[Items listed in a dataset]
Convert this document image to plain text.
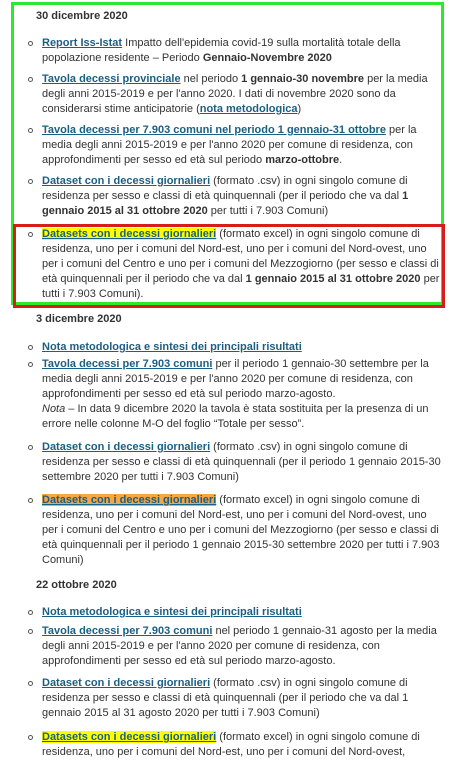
30 dicembre 2020
Report Iss-Istat Impatto dell'epidemia covid-19 sulla mortalità totale della popolazione residente – Periodo Gennaio-Novembre 2020
Tavola decessi provinciale nel periodo 1 gennaio-30 novembre per la media degli anni 2015-2019 e per l'anno 2020. I dati di novembre 2020 sono da considerarsi stime anticipatorie (nota metodologica)
Tavola decessi per 7.903 comuni nel periodo 1 gennaio-31 ottobre per la media degli anni 2015-2019 e per l'anno 2020 per comune di residenza, con approfondimenti per sesso ed età sul periodo marzo-ottobre.
Dataset con i decessi giornalieri (formato .csv) in ogni singolo comune di residenza per sesso e classi di età quinquennali (per il periodo che va dal 1 gennaio 2015 al 31 ottobre 2020 per tutti i 7.903 Comuni)
Datasets con i decessi giornalieri (formato excel) in ogni singolo comune di residenza, uno per i comuni del Nord-est, uno per i comuni del Nord-ovest, uno per i comuni del Centro e uno per i comuni del Mezzogiorno (per sesso e classi di età quinquennali per il periodo che va dal 1 gennaio 2015 al 31 ottobre 2020 per tutti i 7.903 Comuni).
3 dicembre 2020
Nota metodologica e sintesi dei principali risultati
Tavola decessi per 7.903 comuni per il periodo 1 gennaio-30 settembre per la media degli anni 2015-2019 e per l'anno 2020 per comune di residenza, con approfondimenti per sesso ed età sul periodo marzo-agosto.
Nota – In data 9 dicembre 2020 la tavola è stata sostituita per la presenza di un errore nelle colonne M-O del foglio “Totale per sesso”.
Dataset con i decessi giornalieri (formato .csv) in ogni singolo comune di residenza per sesso e classi di età quinquennali (per il periodo 1 gennaio 2015-30 settembre 2020 per tutti i 7.903 Comuni)
Datasets con i decessi giornalieri (formato excel) in ogni singolo comune di residenza, uno per i comuni del Nord-est, uno per i comuni del Nord-ovest, uno per i comuni del Centro e uno per i comuni del Mezzogiorno (per sesso e classi di età quinquennali per il periodo 1 gennaio 2015-30 settembre 2020 per tutti i 7.903 Comuni)
22 ottobre 2020
Nota metodologica e sintesi dei principali risultati
Tavola decessi per 7.903 comuni nel periodo 1 gennaio-31 agosto per la media degli anni 2015-2019 e per l'anno 2020 per comune di residenza, con approfondimenti per sesso ed età sul periodo marzo-agosto.
Dataset con i decessi giornalieri (formato .csv) in ogni singolo comune di residenza per sesso e classi di età quinquennali (per il periodo che va dal 1 gennaio 2015 al 31 agosto 2020 per tutti i 7.903 Comuni)
Datasets con i decessi giornalieri (formato excel) in ogni singolo comune di residenza, uno per i comuni del Nord-est, uno per i comuni del Nord-ovest,
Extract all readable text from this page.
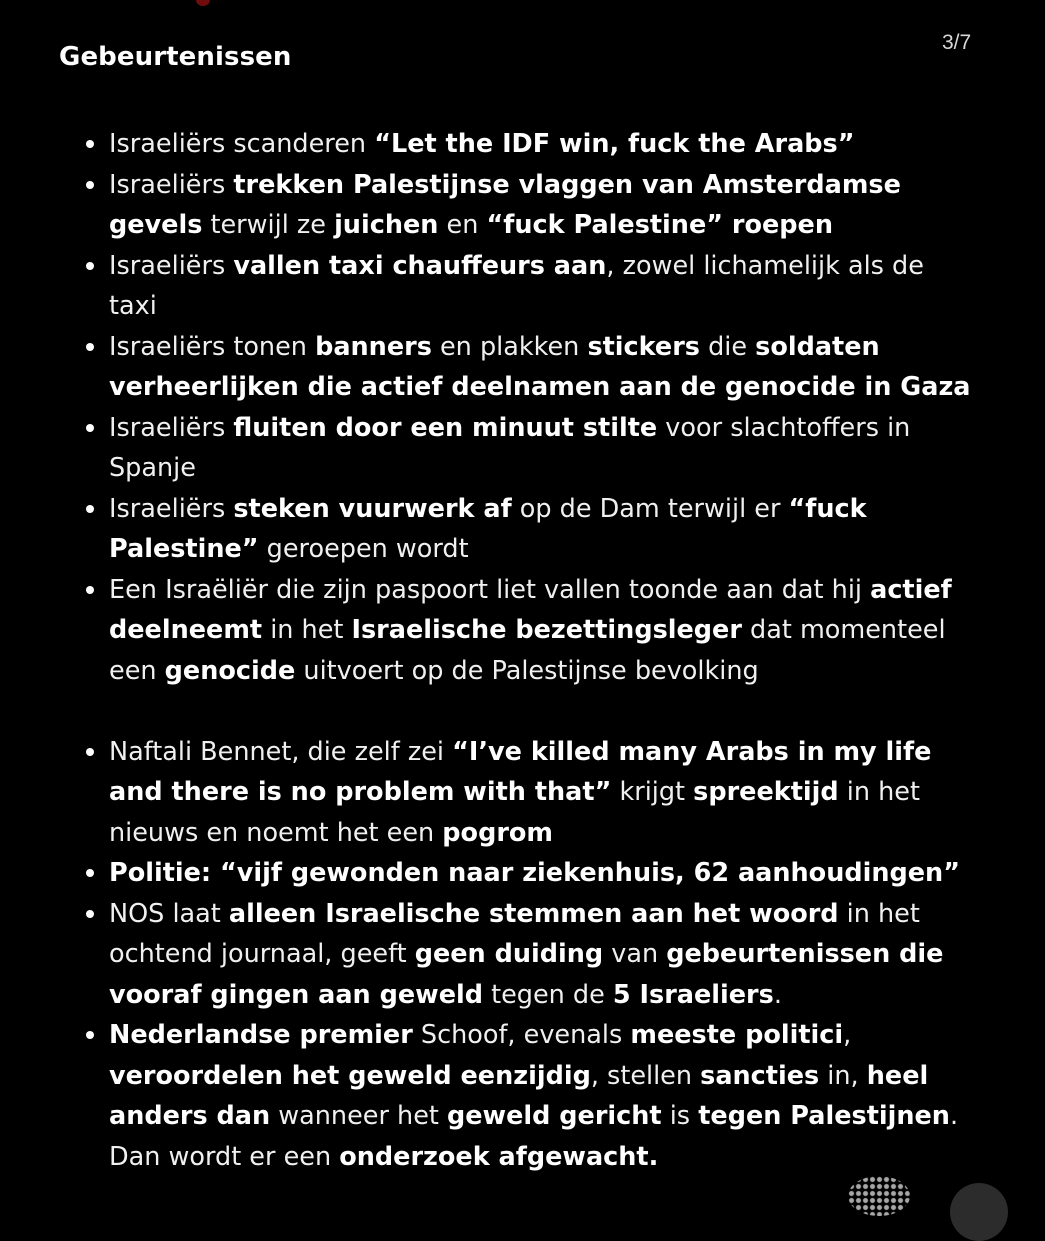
Gebeurtenissen	3/7
Israeliërs scanderen “Let the IDF win, fuck the Arabs”
Israeliërs trekken Palestijnse vlaggen van Amsterdamse gevels terwijl ze juichen en “fuck Palestine” roepen
Israeliërs vallen taxi chauffeurs aan, zowel lichamelijk als de taxi
Israeliërs tonen banners en plakken stickers die soldaten verheerlijken die actief deelnamen aan de genocide in Gaza
Israeliërs fluiten door een minuut stilte voor slachtoffers in Spanje
Israeliërs steken vuurwerk af op de Dam terwijl er “fuck Palestine” geroepen wordt
Een Israëliër die zijn paspoort liet vallen toonde aan dat hij actief deelneemt in het Israelische bezettingsleger dat momenteel een genocide uitvoert op de Palestijnse bevolking
Naftali Bennet, die zelf zei “I’ve killed many Arabs in my life and there is no problem with that” krijgt spreektijd in het nieuws en noemt het een pogrom
Politie: “vijf gewonden naar ziekenhuis, 62 aanhoudingen”
NOS laat alleen Israelische stemmen aan het woord in het ochtend journaal, geeft geen duiding van gebeurtenissen die vooraf gingen aan geweld tegen de 5 Israeliers.
Nederlandse premier Schoof, evenals meeste politici, veroordelen het geweld eenzijdig, stellen sancties in, heel anders dan wanneer het geweld gericht is tegen Palestijnen. Dan wordt er een onderzoek afgewacht.
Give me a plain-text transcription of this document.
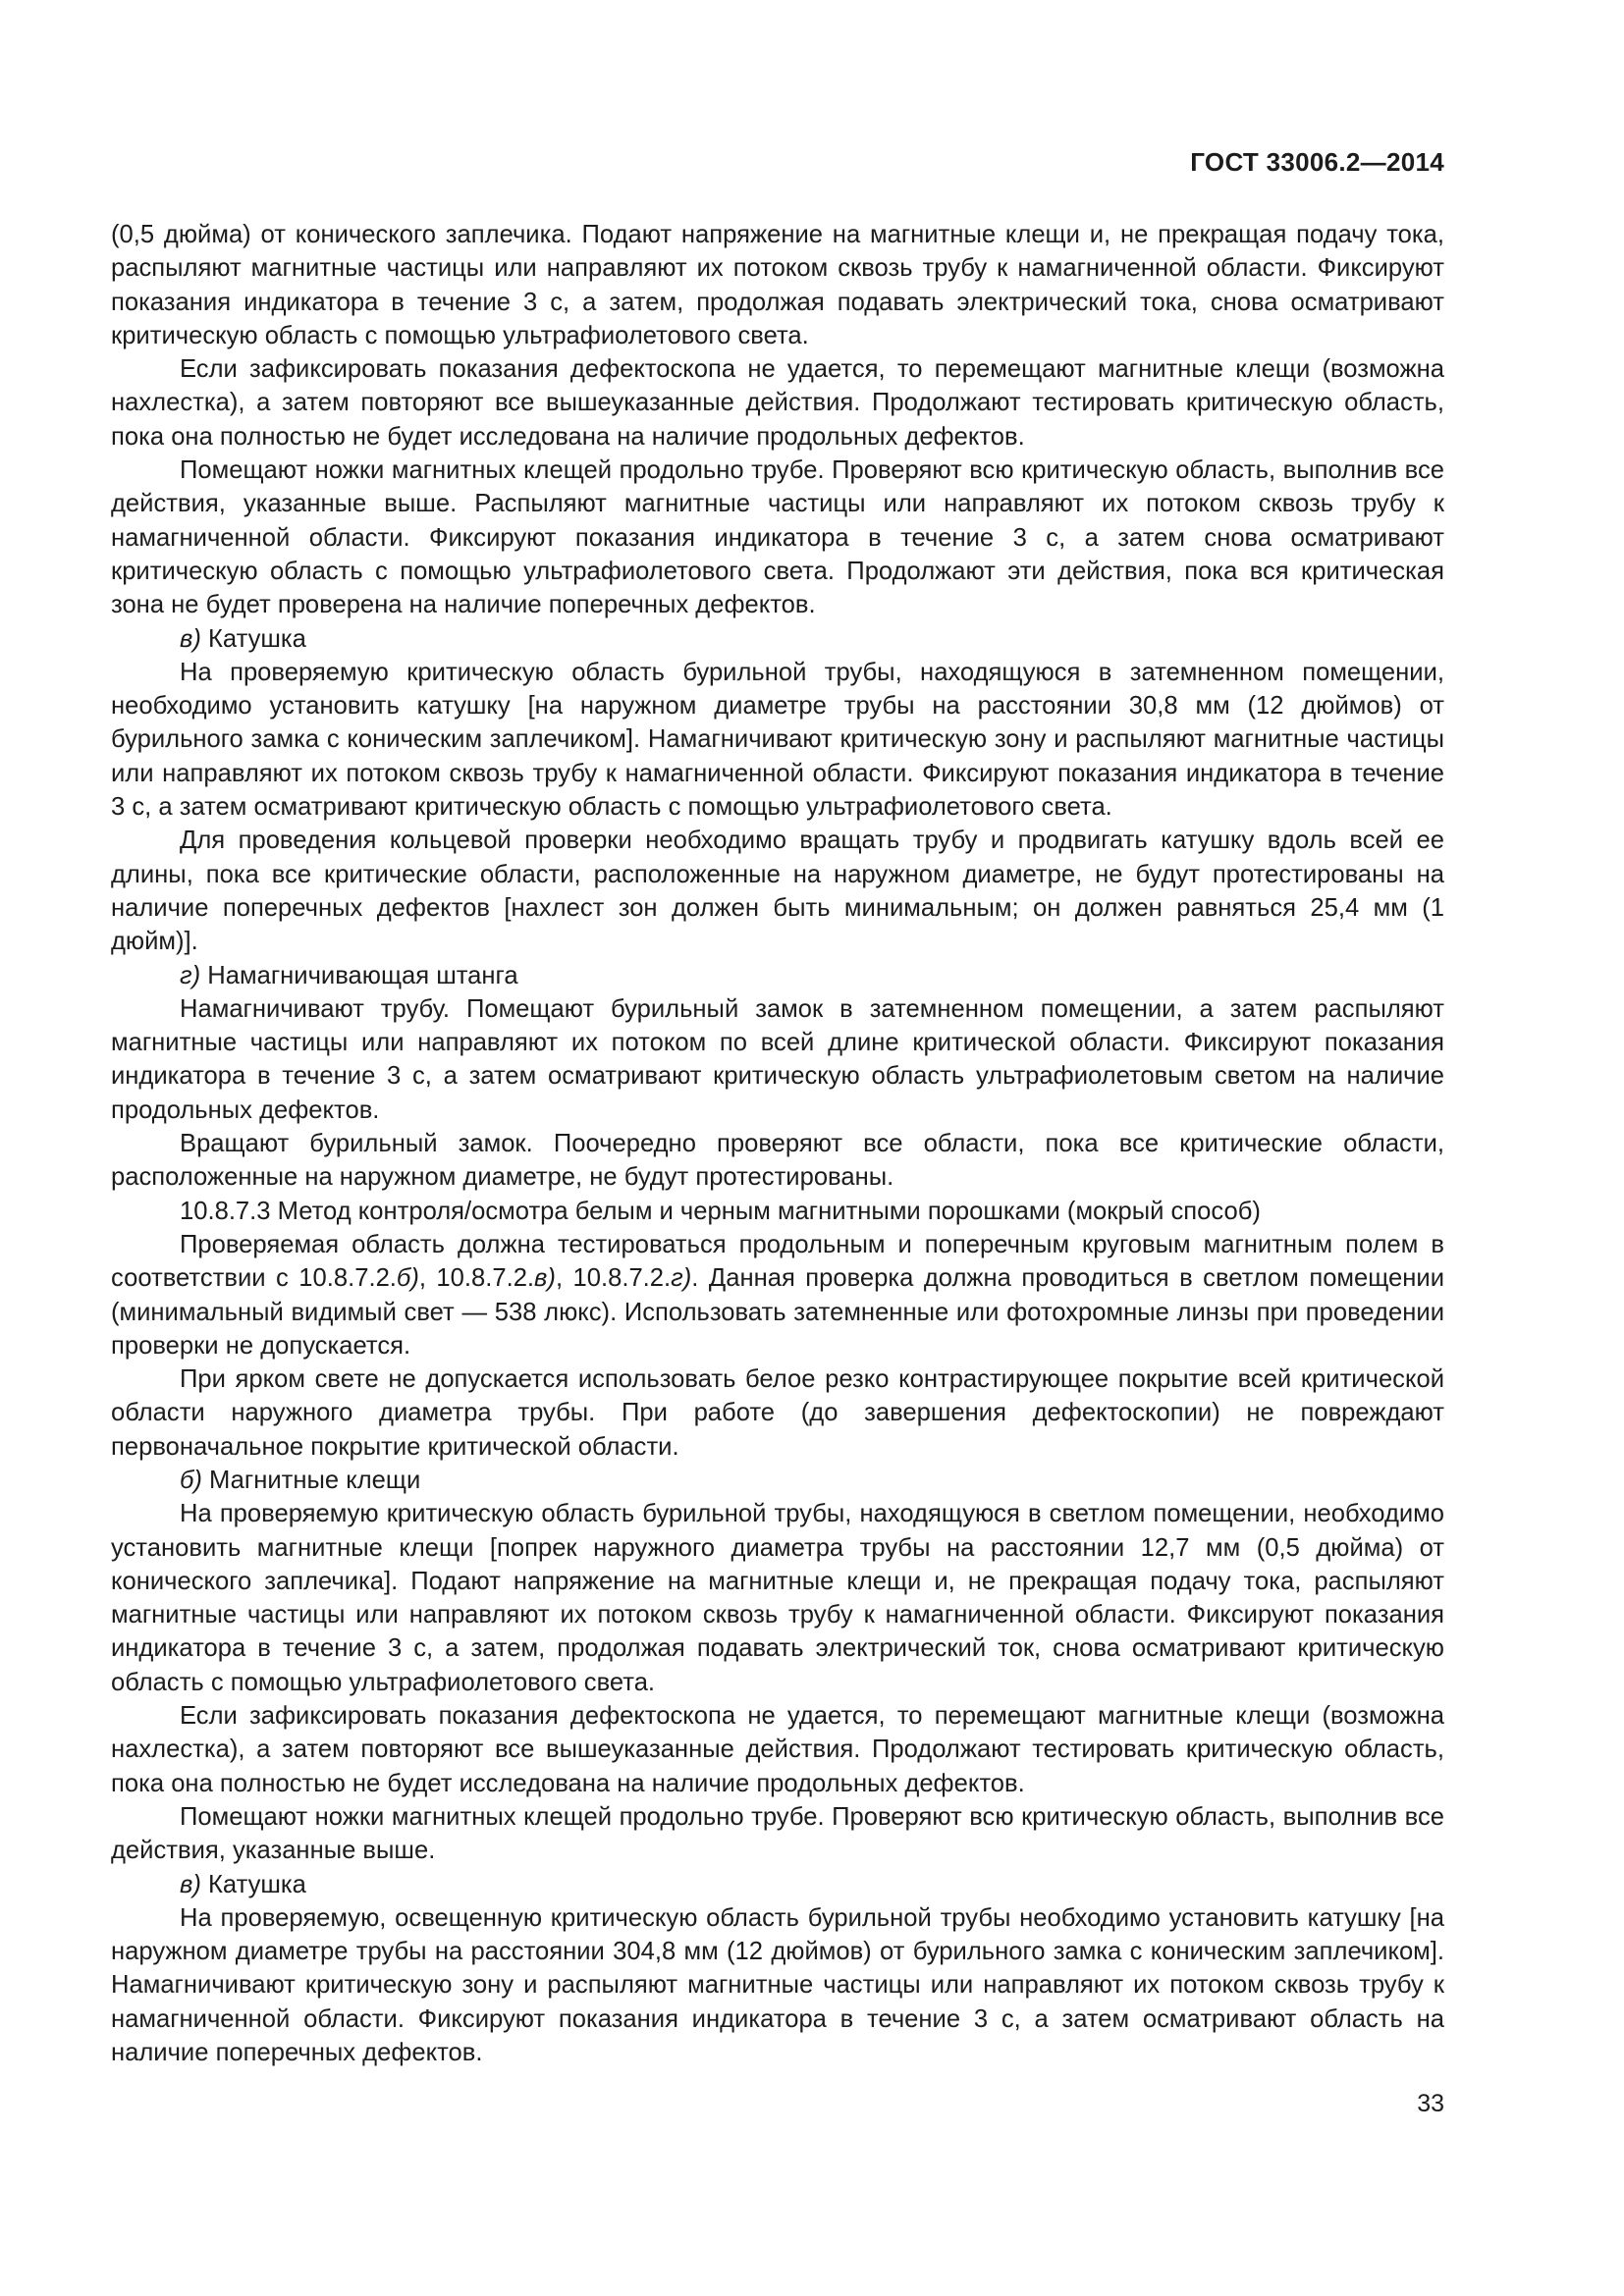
ГОСТ 33006.2—2014

(0,5 дюйма) от конического заплечика. Подают напряжение на магнитные клещи и, не прекращая подачу тока, распыляют магнитные частицы или направляют их потоком сквозь трубу к намагниченной области. Фиксируют показания индикатора в течение 3 с, а затем, продолжая подавать электрический тока, снова осматривают критическую область с помощью ультрафиолетового света.

Если зафиксировать показания дефектоскопа не удается, то перемещают магнитные клещи (возможна нахлестка), а затем повторяют все вышеуказанные действия. Продолжают тестировать критическую область, пока она полностью не будет исследована на наличие продольных дефектов.

Помещают ножки магнитных клещей продольно трубе. Проверяют всю критическую область, выполнив все действия, указанные выше. Распыляют магнитные частицы или направляют их потоком сквозь трубу к намагниченной области. Фиксируют показания индикатора в течение 3 с, а затем снова осматривают критическую область с помощью ультрафиолетового света. Продолжают эти действия, пока вся критическая зона не будет проверена на наличие поперечных дефектов.

в) Катушка

На проверяемую критическую область бурильной трубы, находящуюся в затемненном помещении, необходимо установить катушку [на наружном диаметре трубы на расстоянии 30,8 мм (12 дюймов) от бурильного замка с коническим заплечиком]. Намагничивают критическую зону и распыляют магнитные частицы или направляют их потоком сквозь трубу к намагниченной области. Фиксируют показания индикатора в течение 3 с, а затем осматривают критическую область с помощью ультрафиолетового света.

Для проведения кольцевой проверки необходимо вращать трубу и продвигать катушку вдоль всей ее длины, пока все критические области, расположенные на наружном диаметре, не будут протестированы на наличие поперечных дефектов [нахлест зон должен быть минимальным; он должен равняться 25,4 мм (1 дюйм)].

г) Намагничивающая штанга

Намагничивают трубу. Помещают бурильный замок в затемненном помещении, а затем распыляют магнитные частицы или направляют их потоком по всей длине критической области. Фиксируют показания индикатора в течение 3 с, а затем осматривают критическую область ультрафиолетовым светом на наличие продольных дефектов.

Вращают бурильный замок. Поочередно проверяют все области, пока все критические области, расположенные на наружном диаметре, не будут протестированы.

10.8.7.3 Метод контроля/осмотра белым и черным магнитными порошками (мокрый способ)

Проверяемая область должна тестироваться продольным и поперечным круговым магнитным полем в соответствии с 10.8.7.2.б), 10.8.7.2.в), 10.8.7.2.г). Данная проверка должна проводиться в светлом помещении (минимальный видимый свет — 538 люкс). Использовать затемненные или фотохромные линзы при проведении проверки не допускается.

При ярком свете не допускается использовать белое резко контрастирующее покрытие всей критической области наружного диаметра трубы. При работе (до завершения дефектоскопии) не повреждают первоначальное покрытие критической области.

б) Магнитные клещи

На проверяемую критическую область бурильной трубы, находящуюся в светлом помещении, необходимо установить магнитные клещи [попрек наружного диаметра трубы на расстоянии 12,7 мм (0,5 дюйма) от конического заплечика]. Подают напряжение на магнитные клещи и, не прекращая подачу тока, распыляют магнитные частицы или направляют их потоком сквозь трубу к намагниченной области. Фиксируют показания индикатора в течение 3 с, а затем, продолжая подавать электрический ток, снова осматривают критическую область с помощью ультрафиолетового света.

Если зафиксировать показания дефектоскопа не удается, то перемещают магнитные клещи (возможна нахлестка), а затем повторяют все вышеуказанные действия. Продолжают тестировать критическую область, пока она полностью не будет исследована на наличие продольных дефектов.

Помещают ножки магнитных клещей продольно трубе. Проверяют всю критическую область, выполнив все действия, указанные выше.

в) Катушка

На проверяемую, освещенную критическую область бурильной трубы необходимо установить катушку [на наружном диаметре трубы на расстоянии 304,8 мм (12 дюймов) от бурильного замка с коническим заплечиком]. Намагничивают критическую зону и распыляют магнитные частицы или направляют их потоком сквозь трубу к намагниченной области. Фиксируют показания индикатора в течение 3 с, а затем осматривают область на наличие поперечных дефектов.

33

* **Aim**
Each line in the entries above that includes the string "fuck" should be extracted.

* **Task output**
Israeliërs scanderen “Let the IDF win, fuck the Arabs”
Israeliërs trekken Palestijnse vlaggen van Amsterdamse gevels terwijl ze juichen en “fuck Palestine” roepen
Israeliërs steken vuurwerk af op de Dam terwijl er “fuck Palestine” geroepen wordt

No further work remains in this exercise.